[Collected data entries]
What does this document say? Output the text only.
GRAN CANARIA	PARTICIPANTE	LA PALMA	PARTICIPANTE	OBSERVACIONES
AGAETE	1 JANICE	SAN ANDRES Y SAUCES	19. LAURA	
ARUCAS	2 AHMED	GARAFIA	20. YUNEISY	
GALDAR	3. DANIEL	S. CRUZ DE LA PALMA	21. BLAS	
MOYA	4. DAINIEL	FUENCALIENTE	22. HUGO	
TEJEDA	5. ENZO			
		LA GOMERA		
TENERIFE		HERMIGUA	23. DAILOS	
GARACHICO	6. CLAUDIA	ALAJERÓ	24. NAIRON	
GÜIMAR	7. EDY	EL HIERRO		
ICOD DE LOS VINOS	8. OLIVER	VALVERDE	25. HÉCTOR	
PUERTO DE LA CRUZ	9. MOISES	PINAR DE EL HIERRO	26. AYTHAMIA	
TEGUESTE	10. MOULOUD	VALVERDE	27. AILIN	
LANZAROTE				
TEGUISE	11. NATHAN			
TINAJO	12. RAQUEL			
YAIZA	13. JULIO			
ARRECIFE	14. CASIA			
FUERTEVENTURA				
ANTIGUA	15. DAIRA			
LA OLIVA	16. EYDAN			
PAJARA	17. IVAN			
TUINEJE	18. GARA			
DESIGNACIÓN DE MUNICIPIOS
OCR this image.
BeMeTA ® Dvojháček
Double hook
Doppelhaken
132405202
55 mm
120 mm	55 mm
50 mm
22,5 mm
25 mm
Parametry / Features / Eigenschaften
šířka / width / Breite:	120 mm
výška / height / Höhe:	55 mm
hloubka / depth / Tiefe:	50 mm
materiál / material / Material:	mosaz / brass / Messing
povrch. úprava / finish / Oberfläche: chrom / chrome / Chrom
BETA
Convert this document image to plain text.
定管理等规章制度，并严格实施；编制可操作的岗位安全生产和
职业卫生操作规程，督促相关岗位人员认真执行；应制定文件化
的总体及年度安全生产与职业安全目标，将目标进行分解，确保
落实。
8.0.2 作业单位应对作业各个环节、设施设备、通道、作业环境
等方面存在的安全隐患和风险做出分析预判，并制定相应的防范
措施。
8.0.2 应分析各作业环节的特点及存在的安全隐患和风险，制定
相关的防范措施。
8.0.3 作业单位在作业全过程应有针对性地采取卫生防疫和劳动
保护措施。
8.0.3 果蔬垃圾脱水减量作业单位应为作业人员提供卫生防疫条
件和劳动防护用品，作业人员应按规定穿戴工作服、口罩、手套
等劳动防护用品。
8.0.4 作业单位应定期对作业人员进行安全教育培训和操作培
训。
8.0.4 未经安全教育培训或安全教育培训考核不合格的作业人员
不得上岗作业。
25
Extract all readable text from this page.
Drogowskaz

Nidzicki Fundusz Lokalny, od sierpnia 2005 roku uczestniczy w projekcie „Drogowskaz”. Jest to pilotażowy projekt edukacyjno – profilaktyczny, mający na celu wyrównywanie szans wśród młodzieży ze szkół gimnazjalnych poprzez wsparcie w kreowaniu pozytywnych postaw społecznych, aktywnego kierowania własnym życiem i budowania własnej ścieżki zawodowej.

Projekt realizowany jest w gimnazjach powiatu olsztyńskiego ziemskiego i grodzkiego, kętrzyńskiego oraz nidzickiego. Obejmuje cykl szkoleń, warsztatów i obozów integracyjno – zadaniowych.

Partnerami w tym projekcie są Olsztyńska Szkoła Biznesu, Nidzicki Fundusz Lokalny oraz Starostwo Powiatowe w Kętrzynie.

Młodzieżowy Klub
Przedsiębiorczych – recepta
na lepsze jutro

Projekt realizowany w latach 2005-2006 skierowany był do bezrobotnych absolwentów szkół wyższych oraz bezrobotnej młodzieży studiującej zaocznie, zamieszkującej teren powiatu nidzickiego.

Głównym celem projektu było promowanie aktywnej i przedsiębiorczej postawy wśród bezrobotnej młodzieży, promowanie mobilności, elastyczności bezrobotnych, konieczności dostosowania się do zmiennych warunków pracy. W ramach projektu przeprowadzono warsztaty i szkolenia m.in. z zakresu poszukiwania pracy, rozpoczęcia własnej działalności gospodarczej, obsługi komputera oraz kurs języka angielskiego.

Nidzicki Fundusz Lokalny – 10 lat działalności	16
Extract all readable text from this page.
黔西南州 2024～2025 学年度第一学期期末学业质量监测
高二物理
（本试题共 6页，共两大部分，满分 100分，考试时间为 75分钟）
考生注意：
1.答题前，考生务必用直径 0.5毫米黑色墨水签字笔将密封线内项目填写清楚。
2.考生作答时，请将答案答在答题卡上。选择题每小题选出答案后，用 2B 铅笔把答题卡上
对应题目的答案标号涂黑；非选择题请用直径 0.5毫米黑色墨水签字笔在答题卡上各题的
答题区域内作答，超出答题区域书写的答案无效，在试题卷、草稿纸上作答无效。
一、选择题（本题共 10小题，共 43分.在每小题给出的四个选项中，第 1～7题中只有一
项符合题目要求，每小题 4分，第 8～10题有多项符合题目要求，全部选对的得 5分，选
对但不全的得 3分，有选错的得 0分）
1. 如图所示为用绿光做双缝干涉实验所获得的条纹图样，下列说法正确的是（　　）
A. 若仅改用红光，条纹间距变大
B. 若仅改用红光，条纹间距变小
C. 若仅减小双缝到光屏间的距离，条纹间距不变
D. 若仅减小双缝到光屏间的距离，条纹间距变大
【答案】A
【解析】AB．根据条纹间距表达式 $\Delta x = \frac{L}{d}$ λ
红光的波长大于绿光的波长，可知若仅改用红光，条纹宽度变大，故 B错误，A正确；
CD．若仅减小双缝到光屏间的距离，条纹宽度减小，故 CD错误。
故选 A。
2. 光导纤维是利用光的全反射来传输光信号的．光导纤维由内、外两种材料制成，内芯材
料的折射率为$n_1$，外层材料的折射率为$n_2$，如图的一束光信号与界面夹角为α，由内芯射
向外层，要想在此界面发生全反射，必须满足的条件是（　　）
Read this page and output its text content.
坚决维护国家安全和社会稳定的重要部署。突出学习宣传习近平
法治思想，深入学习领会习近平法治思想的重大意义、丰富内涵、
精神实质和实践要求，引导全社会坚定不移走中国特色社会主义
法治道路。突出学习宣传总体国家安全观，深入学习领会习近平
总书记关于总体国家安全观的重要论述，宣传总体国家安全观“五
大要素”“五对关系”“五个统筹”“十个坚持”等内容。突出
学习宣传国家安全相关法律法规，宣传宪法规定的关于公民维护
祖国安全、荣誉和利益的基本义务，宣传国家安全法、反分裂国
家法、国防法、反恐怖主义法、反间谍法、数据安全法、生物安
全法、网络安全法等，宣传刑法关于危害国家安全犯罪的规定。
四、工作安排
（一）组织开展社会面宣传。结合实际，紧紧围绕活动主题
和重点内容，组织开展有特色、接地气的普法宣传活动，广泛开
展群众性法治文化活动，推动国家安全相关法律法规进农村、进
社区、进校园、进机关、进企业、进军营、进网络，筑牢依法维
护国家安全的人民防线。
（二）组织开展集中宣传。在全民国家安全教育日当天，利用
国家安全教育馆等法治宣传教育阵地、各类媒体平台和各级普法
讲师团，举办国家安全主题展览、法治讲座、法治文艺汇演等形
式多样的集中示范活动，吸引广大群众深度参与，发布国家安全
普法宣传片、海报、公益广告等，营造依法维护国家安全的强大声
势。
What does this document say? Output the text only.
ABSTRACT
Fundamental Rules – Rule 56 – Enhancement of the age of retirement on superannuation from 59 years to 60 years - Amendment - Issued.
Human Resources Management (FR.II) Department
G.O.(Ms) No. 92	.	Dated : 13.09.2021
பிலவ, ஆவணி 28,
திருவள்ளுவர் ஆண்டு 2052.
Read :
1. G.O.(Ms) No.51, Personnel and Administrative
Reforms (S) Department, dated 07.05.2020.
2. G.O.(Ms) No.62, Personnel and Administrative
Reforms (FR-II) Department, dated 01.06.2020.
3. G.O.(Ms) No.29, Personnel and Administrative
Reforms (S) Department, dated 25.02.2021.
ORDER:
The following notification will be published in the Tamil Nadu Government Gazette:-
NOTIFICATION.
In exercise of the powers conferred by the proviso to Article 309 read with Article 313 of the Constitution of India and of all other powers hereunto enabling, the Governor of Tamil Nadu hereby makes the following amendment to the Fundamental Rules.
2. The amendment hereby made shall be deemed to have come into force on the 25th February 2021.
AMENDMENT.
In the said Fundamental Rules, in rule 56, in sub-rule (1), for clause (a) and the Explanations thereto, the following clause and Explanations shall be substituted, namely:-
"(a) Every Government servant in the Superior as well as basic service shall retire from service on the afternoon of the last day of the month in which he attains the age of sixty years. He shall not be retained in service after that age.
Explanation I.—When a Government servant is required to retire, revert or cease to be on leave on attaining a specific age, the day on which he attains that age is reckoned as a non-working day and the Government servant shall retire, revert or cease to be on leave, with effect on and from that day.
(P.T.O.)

» **WHAT NEEDS TO BE DONE**: Count how many lines in the data contain the word "PALMA", giving the number without comment.

» **TASK ANSWER**: 2